■ Material for this exercise ■
══════════════════════════════

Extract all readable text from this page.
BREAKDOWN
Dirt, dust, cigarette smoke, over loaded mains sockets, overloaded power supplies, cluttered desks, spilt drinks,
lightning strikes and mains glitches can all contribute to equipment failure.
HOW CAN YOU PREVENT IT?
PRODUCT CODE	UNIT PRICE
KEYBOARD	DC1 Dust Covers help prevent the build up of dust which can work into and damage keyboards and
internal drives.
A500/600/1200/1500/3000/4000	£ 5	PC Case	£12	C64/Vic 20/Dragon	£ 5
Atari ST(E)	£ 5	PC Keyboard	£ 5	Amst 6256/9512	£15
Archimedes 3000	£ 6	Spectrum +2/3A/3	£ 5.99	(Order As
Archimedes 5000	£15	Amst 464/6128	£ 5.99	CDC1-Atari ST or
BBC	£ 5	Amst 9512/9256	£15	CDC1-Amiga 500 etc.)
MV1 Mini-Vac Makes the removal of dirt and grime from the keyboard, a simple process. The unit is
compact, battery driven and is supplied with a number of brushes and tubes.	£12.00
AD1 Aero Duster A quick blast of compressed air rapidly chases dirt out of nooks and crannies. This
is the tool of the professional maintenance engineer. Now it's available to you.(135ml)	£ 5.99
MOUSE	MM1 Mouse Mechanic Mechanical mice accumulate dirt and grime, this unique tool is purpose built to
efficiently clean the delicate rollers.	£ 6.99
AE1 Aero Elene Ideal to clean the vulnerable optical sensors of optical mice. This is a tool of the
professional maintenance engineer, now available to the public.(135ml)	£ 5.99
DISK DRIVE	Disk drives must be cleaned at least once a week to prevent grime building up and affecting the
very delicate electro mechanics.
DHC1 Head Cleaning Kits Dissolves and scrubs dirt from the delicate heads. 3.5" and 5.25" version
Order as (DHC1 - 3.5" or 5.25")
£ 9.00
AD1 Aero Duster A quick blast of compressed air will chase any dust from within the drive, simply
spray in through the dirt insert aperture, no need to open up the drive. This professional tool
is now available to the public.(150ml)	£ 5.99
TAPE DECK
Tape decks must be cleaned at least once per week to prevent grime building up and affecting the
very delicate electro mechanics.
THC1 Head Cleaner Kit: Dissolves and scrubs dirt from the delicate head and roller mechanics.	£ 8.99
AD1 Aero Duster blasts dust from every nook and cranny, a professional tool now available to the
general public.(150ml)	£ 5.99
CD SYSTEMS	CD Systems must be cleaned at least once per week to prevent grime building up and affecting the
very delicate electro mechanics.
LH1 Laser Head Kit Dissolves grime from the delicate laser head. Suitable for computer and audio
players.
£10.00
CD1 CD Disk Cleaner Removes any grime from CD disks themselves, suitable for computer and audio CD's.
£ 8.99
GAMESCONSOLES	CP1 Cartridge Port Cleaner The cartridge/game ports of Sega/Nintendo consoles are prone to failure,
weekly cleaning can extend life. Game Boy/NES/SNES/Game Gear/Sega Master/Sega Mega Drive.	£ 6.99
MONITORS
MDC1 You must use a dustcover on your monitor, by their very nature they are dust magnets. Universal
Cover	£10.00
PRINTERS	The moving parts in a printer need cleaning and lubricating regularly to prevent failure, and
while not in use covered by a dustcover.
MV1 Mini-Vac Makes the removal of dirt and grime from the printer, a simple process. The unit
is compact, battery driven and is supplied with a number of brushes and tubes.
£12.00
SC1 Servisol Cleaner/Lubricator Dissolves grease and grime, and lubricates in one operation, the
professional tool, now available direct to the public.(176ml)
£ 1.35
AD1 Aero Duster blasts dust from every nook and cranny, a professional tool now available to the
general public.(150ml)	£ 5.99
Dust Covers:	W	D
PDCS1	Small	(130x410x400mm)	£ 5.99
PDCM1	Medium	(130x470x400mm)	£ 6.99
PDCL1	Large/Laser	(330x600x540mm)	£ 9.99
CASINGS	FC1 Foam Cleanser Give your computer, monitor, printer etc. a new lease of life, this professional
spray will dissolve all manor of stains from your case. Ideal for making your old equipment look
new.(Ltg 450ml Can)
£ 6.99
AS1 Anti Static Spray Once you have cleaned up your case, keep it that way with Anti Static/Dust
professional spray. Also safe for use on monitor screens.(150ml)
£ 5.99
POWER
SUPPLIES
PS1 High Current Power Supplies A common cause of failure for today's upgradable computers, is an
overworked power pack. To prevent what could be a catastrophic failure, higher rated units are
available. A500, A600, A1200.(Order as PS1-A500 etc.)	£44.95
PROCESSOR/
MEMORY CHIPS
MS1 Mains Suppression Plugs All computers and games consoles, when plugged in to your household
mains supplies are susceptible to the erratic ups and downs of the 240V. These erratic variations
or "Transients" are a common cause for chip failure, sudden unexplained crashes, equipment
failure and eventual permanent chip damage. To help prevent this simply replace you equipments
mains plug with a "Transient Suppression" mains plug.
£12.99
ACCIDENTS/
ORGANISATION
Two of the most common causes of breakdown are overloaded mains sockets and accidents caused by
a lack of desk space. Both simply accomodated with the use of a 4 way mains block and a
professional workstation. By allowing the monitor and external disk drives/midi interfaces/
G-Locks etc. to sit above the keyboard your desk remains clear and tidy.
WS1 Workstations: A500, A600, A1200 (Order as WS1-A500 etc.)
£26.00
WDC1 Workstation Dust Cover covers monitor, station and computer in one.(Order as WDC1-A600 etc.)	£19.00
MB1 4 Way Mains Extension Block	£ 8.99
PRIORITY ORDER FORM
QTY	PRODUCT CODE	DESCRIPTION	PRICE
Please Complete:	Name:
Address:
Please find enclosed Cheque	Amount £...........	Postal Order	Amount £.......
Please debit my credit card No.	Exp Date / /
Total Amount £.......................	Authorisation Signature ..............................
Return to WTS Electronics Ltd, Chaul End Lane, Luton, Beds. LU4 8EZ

══════════════════════════════

■ Set exercise ■
Count the lines of the data that contain the string "Atari", and reply with that number alone.

■ Solution ■
2